**Task description**
Select the lines below containing the word "deposited".

**Given data**
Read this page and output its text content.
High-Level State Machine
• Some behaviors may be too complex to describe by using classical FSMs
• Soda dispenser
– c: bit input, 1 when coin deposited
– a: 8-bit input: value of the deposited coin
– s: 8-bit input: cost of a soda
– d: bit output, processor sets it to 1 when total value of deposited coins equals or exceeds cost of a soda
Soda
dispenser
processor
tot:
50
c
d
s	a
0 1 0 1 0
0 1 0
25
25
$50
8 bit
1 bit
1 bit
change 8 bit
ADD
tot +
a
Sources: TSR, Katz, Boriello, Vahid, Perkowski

--

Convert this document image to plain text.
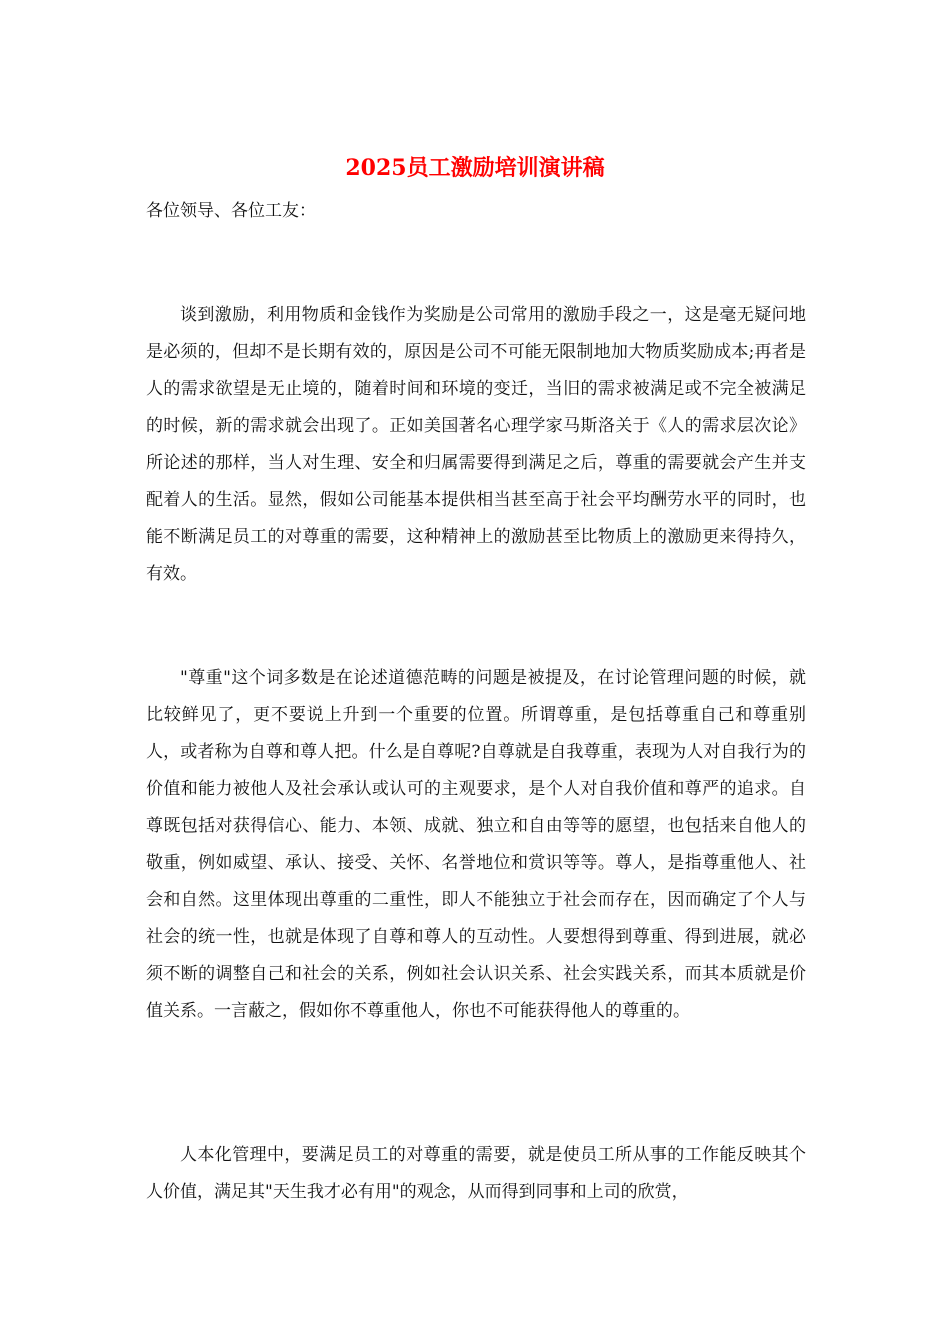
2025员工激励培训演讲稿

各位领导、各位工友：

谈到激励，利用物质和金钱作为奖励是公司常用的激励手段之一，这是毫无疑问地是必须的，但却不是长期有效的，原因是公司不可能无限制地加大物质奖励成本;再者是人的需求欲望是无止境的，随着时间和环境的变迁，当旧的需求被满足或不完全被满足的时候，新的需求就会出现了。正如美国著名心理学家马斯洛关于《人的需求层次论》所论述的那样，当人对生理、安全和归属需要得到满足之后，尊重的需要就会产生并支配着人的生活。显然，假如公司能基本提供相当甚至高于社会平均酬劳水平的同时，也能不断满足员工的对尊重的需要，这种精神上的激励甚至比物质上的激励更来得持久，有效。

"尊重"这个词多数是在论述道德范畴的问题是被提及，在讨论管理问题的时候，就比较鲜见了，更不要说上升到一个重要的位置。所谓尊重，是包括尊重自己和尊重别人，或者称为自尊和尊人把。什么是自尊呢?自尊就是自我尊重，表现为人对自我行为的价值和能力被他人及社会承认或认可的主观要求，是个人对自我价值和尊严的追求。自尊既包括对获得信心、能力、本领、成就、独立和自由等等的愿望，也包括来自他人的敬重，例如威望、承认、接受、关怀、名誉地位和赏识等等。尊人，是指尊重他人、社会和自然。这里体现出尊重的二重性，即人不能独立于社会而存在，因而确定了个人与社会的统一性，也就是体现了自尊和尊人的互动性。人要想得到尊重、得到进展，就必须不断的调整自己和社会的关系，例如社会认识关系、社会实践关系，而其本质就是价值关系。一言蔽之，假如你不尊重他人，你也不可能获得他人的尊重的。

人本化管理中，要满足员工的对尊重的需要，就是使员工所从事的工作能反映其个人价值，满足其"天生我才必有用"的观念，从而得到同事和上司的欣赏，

**Solution to this problem**
– c: bit input, 1 when coin deposited
– a: 8-bit input: value of the deposited coin
– d: bit output, processor sets it to 1 when total value of deposited coins equals or exceeds cost of a soda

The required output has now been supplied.